Request — Each line containing the word "label" should be found and copied.

Items listed in a dataset:

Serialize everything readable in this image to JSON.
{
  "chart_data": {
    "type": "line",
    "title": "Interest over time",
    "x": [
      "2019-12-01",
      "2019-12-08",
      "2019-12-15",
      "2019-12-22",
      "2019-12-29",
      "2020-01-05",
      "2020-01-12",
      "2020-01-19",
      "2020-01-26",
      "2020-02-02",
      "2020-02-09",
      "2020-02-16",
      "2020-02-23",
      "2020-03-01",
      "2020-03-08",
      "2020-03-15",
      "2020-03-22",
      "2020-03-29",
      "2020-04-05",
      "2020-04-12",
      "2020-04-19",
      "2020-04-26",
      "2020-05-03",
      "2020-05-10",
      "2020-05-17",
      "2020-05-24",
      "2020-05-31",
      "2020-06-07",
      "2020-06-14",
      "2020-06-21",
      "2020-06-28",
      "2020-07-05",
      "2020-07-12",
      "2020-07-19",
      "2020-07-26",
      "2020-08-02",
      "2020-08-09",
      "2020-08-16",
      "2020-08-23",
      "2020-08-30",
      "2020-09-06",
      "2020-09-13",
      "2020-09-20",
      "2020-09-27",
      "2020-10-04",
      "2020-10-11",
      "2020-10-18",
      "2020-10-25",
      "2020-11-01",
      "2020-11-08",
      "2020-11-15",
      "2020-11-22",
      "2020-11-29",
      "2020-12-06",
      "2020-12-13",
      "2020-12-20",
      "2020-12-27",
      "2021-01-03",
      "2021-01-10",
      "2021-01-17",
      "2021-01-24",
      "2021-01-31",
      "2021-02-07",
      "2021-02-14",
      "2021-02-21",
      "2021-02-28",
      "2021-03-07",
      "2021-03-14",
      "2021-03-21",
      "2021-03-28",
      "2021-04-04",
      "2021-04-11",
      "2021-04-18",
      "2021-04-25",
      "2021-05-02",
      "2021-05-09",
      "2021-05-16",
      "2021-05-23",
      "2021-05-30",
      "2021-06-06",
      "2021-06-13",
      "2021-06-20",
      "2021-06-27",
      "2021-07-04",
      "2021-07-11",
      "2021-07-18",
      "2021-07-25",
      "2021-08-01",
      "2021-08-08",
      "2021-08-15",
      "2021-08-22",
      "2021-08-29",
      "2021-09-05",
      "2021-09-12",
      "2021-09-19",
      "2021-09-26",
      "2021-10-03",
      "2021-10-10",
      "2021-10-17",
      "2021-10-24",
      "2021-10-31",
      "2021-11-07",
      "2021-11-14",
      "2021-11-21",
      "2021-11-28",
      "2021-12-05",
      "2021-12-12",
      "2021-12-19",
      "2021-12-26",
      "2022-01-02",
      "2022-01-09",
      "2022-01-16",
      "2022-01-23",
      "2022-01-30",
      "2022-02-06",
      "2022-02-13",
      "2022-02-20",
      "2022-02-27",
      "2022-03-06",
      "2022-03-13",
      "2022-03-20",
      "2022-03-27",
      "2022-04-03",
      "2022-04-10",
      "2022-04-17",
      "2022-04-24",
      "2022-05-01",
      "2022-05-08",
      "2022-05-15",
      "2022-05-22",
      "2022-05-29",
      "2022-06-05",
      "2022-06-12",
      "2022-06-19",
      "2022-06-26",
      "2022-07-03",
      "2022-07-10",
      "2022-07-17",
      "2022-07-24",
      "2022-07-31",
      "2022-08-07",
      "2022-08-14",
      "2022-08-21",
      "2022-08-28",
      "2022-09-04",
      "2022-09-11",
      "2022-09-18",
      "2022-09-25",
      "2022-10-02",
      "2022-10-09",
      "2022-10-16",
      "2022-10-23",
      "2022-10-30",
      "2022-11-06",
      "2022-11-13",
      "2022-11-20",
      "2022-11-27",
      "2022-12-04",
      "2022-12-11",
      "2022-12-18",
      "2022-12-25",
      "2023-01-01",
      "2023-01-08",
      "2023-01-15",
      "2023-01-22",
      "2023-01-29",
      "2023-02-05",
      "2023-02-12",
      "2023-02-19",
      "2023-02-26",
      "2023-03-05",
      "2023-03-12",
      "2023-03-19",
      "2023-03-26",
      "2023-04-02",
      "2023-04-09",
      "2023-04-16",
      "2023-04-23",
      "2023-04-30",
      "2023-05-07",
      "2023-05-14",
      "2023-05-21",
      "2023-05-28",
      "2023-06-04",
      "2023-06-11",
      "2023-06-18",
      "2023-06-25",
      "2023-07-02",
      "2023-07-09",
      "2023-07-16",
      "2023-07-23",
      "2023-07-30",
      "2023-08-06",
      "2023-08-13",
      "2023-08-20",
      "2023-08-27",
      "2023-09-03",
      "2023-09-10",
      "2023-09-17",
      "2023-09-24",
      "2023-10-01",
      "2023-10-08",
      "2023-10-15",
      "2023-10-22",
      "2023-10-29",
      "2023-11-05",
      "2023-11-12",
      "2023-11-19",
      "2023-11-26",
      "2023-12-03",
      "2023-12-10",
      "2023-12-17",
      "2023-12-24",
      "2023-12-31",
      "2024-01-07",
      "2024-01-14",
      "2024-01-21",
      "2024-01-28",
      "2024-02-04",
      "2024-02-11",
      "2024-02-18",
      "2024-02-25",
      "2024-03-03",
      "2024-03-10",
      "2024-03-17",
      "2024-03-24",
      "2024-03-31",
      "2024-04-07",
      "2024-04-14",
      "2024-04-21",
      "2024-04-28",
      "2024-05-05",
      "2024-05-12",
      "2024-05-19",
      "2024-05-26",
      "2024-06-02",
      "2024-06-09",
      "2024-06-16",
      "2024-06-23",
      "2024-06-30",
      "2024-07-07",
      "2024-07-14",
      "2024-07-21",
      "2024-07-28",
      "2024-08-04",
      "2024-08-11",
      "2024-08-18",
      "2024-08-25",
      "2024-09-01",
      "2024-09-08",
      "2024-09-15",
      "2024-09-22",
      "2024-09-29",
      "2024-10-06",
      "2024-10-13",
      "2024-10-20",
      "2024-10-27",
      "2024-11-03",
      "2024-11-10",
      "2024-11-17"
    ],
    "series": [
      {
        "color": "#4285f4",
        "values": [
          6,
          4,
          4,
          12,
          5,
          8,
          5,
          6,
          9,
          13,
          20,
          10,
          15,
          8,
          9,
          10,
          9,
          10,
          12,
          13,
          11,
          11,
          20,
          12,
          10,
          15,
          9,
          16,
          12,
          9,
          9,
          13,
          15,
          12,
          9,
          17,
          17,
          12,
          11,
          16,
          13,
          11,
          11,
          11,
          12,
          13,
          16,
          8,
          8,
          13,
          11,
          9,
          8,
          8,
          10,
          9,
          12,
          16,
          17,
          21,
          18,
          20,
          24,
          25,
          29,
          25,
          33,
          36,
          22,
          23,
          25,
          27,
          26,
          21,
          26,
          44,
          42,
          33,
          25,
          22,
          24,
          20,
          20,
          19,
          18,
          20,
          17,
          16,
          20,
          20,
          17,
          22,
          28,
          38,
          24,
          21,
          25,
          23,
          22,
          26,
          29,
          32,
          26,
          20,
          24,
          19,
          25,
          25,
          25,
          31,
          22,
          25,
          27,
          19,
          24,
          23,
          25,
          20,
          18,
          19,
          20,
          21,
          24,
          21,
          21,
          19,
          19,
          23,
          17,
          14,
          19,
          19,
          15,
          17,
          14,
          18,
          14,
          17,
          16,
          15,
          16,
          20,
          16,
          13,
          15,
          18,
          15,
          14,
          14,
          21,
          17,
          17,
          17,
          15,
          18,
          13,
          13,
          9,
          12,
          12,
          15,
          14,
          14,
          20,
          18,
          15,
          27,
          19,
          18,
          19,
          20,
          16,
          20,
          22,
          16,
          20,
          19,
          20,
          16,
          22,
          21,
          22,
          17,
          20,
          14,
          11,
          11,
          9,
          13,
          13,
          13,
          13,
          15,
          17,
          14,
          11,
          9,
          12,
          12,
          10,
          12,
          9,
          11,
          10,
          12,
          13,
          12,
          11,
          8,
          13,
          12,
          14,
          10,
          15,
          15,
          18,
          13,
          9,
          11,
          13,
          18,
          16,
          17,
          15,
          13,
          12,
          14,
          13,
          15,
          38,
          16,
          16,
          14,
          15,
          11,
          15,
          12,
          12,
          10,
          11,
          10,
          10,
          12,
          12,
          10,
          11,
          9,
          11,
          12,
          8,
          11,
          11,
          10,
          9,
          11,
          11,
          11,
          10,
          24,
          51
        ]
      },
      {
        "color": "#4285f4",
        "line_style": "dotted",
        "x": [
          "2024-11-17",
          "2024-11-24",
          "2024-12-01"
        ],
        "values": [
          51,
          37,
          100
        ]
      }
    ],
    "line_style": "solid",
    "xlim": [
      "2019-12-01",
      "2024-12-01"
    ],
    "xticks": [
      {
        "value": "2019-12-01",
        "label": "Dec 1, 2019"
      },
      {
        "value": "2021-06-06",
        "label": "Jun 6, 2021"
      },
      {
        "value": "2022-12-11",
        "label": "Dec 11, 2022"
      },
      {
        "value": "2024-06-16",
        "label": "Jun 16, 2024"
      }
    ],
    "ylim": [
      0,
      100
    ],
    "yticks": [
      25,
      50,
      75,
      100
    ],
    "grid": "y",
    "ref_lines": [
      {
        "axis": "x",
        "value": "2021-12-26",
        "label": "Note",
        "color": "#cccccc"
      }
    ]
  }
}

Output for this task —
        "label": "Dec 1, 2019"
        "label": "Jun 6, 2021"
        "label": "Dec 11, 2022"
        "label": "Jun 16, 2024"
        "label": "Note",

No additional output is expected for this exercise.